*Written task*.
Print the records below word for word, but leave out the pictures.

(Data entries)

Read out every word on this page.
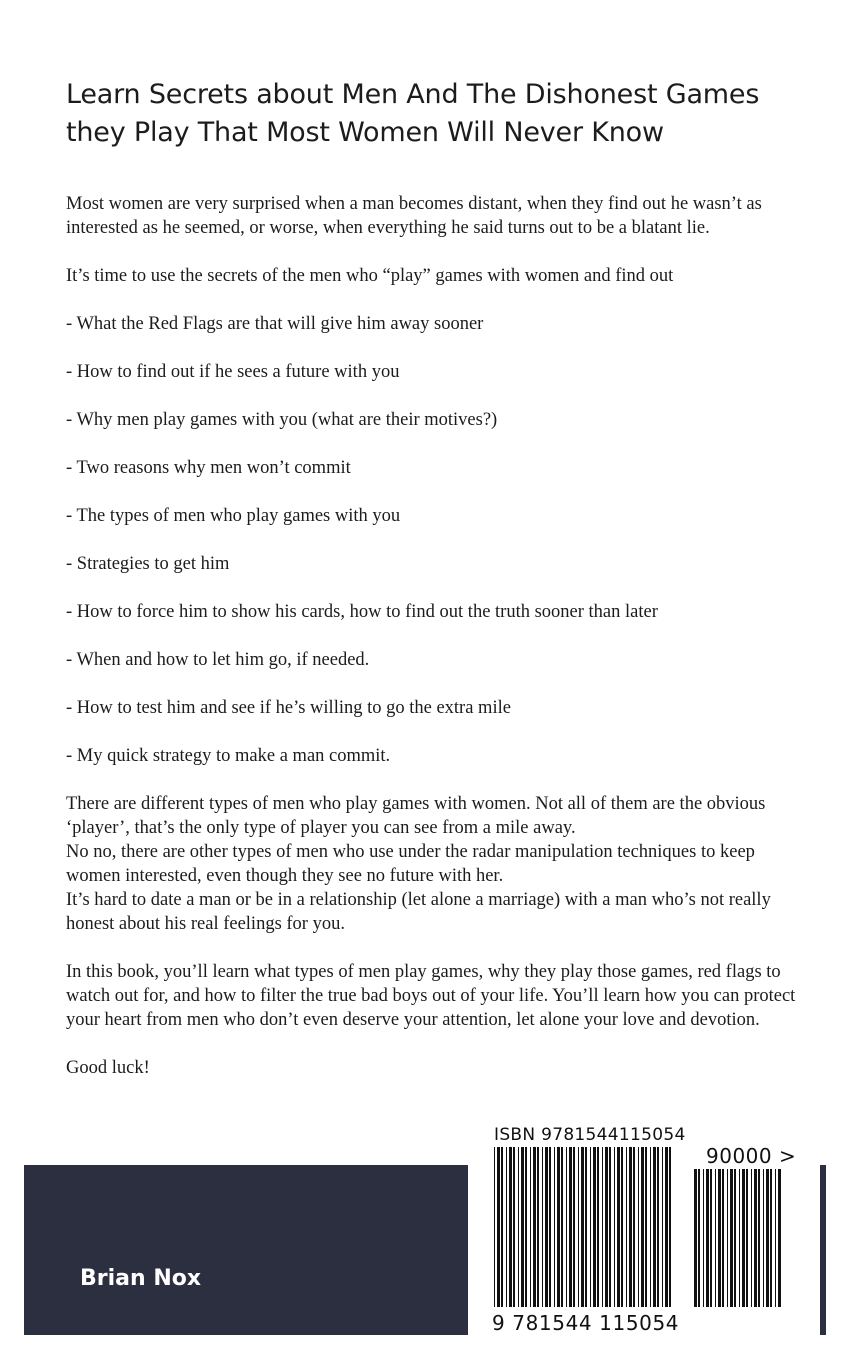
Learn Secrets about Men And The Dishonest Games
they Play That Most Women Will Never Know

Most women are very surprised when a man becomes distant, when they find out he wasn’t as interested as he seemed, or worse, when everything he said turns out to be a blatant lie.

It’s time to use the secrets of the men who “play” games with women and find out

- What the Red Flags are that will give him away sooner
- How to find out if he sees a future with you
- Why men play games with you (what are their motives?)
- Two reasons why men won’t commit
- The types of men who play games with you
- Strategies to get him
- How to force him to show his cards, how to find out the truth sooner than later
- When and how to let him go, if needed.
- How to test him and see if he’s willing to go the extra mile
- My quick strategy to make a man commit.

There are different types of men who play games with women. Not all of them are the obvious ‘player’, that’s the only type of player you can see from a mile away.

No no, there are other types of men who use under the radar manipulation techniques to keep women interested, even though they see no future with her.

It’s hard to date a man or be in a relationship (let alone a marriage) with a man who’s not really honest about his real feelings for you.

In this book, you’ll learn what types of men play games, why they play those games, red flags to watch out for, and how to filter the true bad boys out of your life. You’ll learn how you can protect your heart from men who don’t even deserve your attention, let alone your love and devotion.

Good luck!

Brian Nox
ISBN 9781544115054
90000 >
9 781544 115054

*Exercise result*.
Read out every word on this page.
Learn Secrets about Men And The Dishonest Games
they Play That Most Women Will Never Know

Most women are very surprised when a man becomes distant, when they find out he wasn’t as interested as he seemed, or worse, when everything he said turns out to be a blatant lie.

It’s time to use the secrets of the men who “play” games with women and find out

- What the Red Flags are that will give him away sooner
- How to find out if he sees a future with you
- Why men play games with you (what are their motives?)
- Two reasons why men won’t commit
- The types of men who play games with you
- Strategies to get him
- How to force him to show his cards, how to find out the truth sooner than later
- When and how to let him go, if needed.
- How to test him and see if he’s willing to go the extra mile
- My quick strategy to make a man commit.

There are different types of men who play games with women. Not all of them are the obvious ‘player’, that’s the only type of player you can see from a mile away.

No no, there are other types of men who use under the radar manipulation techniques to keep women interested, even though they see no future with her.

It’s hard to date a man or be in a relationship (let alone a marriage) with a man who’s not really honest about his real feelings for you.

In this book, you’ll learn what types of men play games, why they play those games, red flags to watch out for, and how to filter the true bad boys out of your life. You’ll learn how you can protect your heart from men who don’t even deserve your attention, let alone your love and devotion.

Good luck!

Brian Nox
ISBN 9781544115054
90000 >
9 781544 115054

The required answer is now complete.